▶ Data records:
-----

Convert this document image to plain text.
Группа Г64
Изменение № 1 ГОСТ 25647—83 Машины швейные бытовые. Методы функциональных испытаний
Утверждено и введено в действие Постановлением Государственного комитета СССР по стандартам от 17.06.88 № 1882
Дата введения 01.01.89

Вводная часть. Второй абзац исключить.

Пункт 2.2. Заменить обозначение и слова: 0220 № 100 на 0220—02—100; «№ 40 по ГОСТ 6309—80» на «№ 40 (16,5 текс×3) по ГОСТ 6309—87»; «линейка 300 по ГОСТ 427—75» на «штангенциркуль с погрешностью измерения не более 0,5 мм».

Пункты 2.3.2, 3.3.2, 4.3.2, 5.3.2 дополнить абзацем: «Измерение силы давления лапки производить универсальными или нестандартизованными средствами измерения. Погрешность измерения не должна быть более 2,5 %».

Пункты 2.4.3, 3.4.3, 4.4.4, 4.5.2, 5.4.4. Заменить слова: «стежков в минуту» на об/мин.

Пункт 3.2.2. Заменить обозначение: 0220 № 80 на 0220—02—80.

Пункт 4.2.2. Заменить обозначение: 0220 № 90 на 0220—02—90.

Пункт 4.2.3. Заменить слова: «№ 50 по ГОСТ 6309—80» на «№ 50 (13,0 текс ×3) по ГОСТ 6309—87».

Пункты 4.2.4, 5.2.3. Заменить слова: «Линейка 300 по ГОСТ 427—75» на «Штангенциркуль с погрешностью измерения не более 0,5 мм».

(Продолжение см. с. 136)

-----

▶ To be done: Repeat each record exactly, leaving nothing out.

▶ Result:
Convert this document image to plain text.
Группа Г64
Изменение № 1 ГОСТ 25647—83 Машины швейные бытовые. Методы функциональных испытаний
Утверждено и введено в действие Постановлением Государственного комитета СССР по стандартам от 17.06.88 № 1882
Дата введения 01.01.89

Вводная часть. Второй абзац исключить.

Пункт 2.2. Заменить обозначение и слова: 0220 № 100 на 0220—02—100; «№ 40 по ГОСТ 6309—80» на «№ 40 (16,5 текс×3) по ГОСТ 6309—87»; «линейка 300 по ГОСТ 427—75» на «штангенциркуль с погрешностью измерения не более 0,5 мм».

Пункты 2.3.2, 3.3.2, 4.3.2, 5.3.2 дополнить абзацем: «Измерение силы давления лапки производить универсальными или нестандартизованными средствами измерения. Погрешность измерения не должна быть более 2,5 %».

Пункты 2.4.3, 3.4.3, 4.4.4, 4.5.2, 5.4.4. Заменить слова: «стежков в минуту» на об/мин.

Пункт 3.2.2. Заменить обозначение: 0220 № 80 на 0220—02—80.

Пункт 4.2.2. Заменить обозначение: 0220 № 90 на 0220—02—90.

Пункт 4.2.3. Заменить слова: «№ 50 по ГОСТ 6309—80» на «№ 50 (13,0 текс ×3) по ГОСТ 6309—87».

Пункты 4.2.4, 5.2.3. Заменить слова: «Линейка 300 по ГОСТ 427—75» на «Штангенциркуль с погрешностью измерения не более 0,5 мм».

(Продолжение см. с. 136)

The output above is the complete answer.